(Saved entries)
################
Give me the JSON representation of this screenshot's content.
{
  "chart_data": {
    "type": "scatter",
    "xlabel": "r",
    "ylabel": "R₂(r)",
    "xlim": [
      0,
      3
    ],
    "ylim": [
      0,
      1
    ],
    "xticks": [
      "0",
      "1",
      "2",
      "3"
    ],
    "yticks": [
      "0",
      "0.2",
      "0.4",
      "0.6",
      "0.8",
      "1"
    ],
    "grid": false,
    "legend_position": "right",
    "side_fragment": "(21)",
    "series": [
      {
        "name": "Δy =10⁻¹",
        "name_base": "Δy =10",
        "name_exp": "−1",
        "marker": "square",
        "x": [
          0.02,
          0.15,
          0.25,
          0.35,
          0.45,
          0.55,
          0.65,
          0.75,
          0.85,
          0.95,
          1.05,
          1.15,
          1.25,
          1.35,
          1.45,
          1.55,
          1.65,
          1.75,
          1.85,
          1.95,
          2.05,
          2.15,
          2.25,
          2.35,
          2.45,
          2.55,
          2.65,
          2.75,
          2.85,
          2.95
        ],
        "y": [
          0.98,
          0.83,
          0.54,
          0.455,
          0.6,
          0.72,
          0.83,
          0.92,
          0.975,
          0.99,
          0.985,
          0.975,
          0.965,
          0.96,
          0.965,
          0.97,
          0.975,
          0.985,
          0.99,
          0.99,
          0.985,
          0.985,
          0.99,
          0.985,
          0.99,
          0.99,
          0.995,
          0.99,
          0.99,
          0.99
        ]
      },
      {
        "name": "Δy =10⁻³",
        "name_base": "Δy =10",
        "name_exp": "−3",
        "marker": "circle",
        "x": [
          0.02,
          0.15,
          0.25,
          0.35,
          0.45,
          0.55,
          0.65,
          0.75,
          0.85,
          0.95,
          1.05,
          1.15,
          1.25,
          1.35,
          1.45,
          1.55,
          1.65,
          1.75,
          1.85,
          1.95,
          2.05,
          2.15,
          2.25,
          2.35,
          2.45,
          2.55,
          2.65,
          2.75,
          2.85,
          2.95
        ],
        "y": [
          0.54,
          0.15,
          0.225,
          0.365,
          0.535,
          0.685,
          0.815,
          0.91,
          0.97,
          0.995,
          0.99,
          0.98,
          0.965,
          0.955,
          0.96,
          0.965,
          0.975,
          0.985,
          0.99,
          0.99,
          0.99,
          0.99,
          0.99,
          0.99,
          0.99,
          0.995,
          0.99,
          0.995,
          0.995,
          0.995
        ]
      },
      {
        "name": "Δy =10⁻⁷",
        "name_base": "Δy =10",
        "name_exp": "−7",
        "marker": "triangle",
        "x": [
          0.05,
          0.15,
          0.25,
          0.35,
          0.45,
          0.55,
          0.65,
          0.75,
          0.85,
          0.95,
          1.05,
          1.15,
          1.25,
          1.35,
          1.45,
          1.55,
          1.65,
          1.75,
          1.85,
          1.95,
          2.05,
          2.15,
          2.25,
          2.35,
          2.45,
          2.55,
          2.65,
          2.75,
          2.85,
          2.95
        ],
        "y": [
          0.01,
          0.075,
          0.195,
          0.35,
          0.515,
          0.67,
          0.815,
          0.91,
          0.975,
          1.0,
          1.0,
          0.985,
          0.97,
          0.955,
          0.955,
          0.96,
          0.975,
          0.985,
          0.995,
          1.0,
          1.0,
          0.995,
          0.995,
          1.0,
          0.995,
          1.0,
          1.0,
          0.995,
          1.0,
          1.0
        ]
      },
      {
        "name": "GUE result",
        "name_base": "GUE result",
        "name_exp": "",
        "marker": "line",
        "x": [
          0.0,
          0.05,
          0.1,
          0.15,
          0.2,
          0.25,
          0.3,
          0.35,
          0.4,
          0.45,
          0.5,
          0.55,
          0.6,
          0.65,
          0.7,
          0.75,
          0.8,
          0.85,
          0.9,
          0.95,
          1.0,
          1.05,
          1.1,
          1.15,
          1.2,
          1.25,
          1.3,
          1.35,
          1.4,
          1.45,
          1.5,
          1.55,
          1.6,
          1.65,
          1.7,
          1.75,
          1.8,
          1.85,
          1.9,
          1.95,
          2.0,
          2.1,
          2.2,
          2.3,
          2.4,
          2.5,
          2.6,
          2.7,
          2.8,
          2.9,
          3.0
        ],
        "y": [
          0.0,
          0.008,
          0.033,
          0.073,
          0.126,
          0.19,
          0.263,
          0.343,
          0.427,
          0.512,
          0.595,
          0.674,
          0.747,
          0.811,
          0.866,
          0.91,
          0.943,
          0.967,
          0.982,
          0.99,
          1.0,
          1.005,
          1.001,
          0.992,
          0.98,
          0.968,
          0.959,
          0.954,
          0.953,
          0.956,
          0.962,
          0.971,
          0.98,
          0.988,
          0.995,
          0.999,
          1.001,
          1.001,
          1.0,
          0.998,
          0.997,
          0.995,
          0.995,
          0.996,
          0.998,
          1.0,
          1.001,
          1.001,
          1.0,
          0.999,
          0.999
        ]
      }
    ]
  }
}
################
Read the data above. Pull out each line in which the string "result" appears.

        "name": "GUE result",
        "name_base": "GUE result",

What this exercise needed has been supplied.